**TASK INSTRUCTIONS**:
An exact copy of all the data is required, with pictures left out.

(Records from a data source)
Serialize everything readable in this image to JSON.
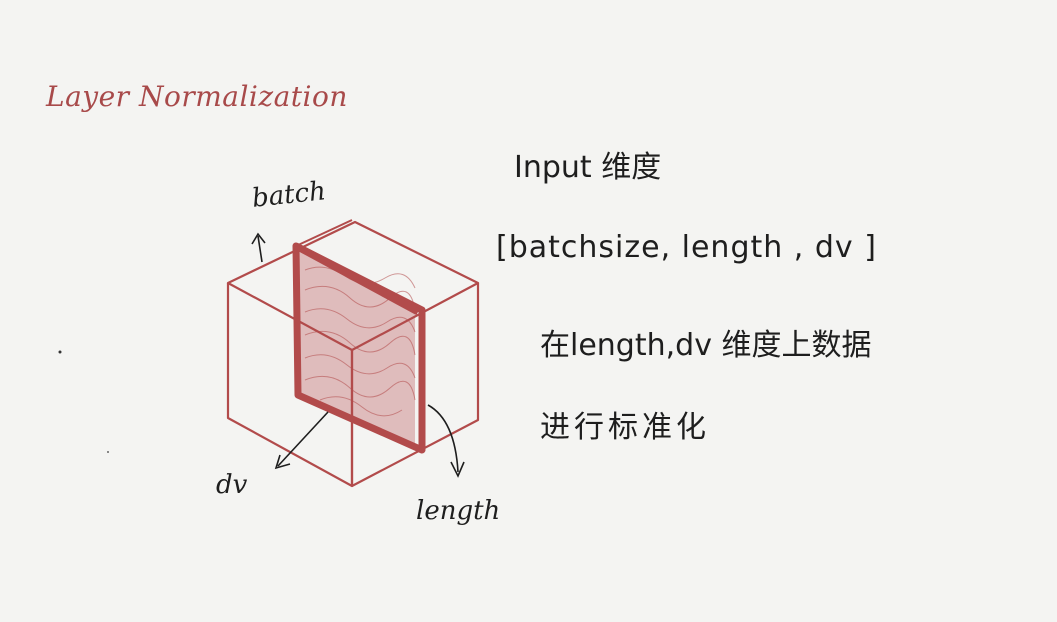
{
  "title": "Layer Normalization",
  "labels": {
    "batch": "batch",
    "dv": "dv",
    "length": "length"
  },
  "notes": {
    "input_heading": "Input 维度",
    "shape": "[batchsize, length , dv ]",
    "line1": "在length,dv 维度上数据",
    "line2": "进行标准化"
  },
  "colors": {
    "ink": "#1e1e1e",
    "cube_red": "#b24b4b",
    "title_red": "#a84a4a",
    "paper": "#f4f4f2"
  }
}
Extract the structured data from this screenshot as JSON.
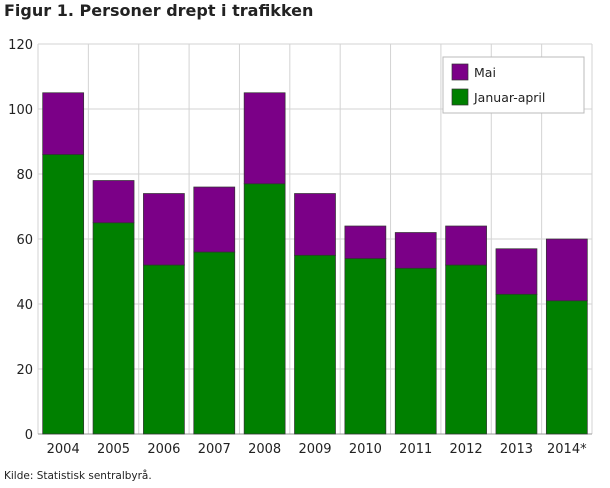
{
  "chart_data": {
    "type": "bar",
    "stacked": true,
    "title": "Figur 1. Personer drept i trafikken",
    "source": "Kilde: Statistisk sentralbyrå.",
    "categories": [
      "2004",
      "2005",
      "2006",
      "2007",
      "2008",
      "2009",
      "2010",
      "2011",
      "2012",
      "2013",
      "2014*"
    ],
    "series": [
      {
        "name": "Januar-april",
        "color": "#008000",
        "values": [
          86,
          65,
          52,
          56,
          77,
          55,
          54,
          51,
          52,
          43,
          41
        ]
      },
      {
        "name": "Mai",
        "color": "#7b0087",
        "values": [
          19,
          13,
          22,
          20,
          28,
          19,
          10,
          11,
          12,
          14,
          19
        ]
      }
    ],
    "yticks": [
      0,
      20,
      40,
      60,
      80,
      100,
      120
    ],
    "ylim": [
      0,
      120
    ],
    "xlabel": "",
    "ylabel": "",
    "grid": true,
    "legend_position": "top-right",
    "legend_order": [
      "Mai",
      "Januar-april"
    ]
  }
}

**ANSWER FOR THIS EXERCISE**:
Serialize everything readable in this image to JSON.
{
  "title": "Layer Normalization",
  "labels": {
    "batch": "batch",
    "dv": "dv",
    "length": "length"
  },
  "notes": {
    "input_heading": "Input 维度",
    "shape": "[batchsize, length , dv ]",
    "line1": "在length,dv 维度上数据",
    "line2": "进行标准化"
  },
  "colors": {
    "ink": "#1e1e1e",
    "cube_red": "#b24b4b",
    "title_red": "#a84a4a",
    "paper": "#f4f4f2"
  }
}
Extract the structured data from this screenshot as JSON.
{
  "chart_data": {
    "type": "bar",
    "stacked": true,
    "title": "Figur 1. Personer drept i trafikken",
    "source": "Kilde: Statistisk sentralbyrå.",
    "categories": [
      "2004",
      "2005",
      "2006",
      "2007",
      "2008",
      "2009",
      "2010",
      "2011",
      "2012",
      "2013",
      "2014*"
    ],
    "series": [
      {
        "name": "Januar-april",
        "color": "#008000",
        "values": [
          86,
          65,
          52,
          56,
          77,
          55,
          54,
          51,
          52,
          43,
          41
        ]
      },
      {
        "name": "Mai",
        "color": "#7b0087",
        "values": [
          19,
          13,
          22,
          20,
          28,
          19,
          10,
          11,
          12,
          14,
          19
        ]
      }
    ],
    "yticks": [
      0,
      20,
      40,
      60,
      80,
      100,
      120
    ],
    "ylim": [
      0,
      120
    ],
    "xlabel": "",
    "ylabel": "",
    "grid": true,
    "legend_position": "top-right",
    "legend_order": [
      "Mai",
      "Januar-april"
    ]
  }
}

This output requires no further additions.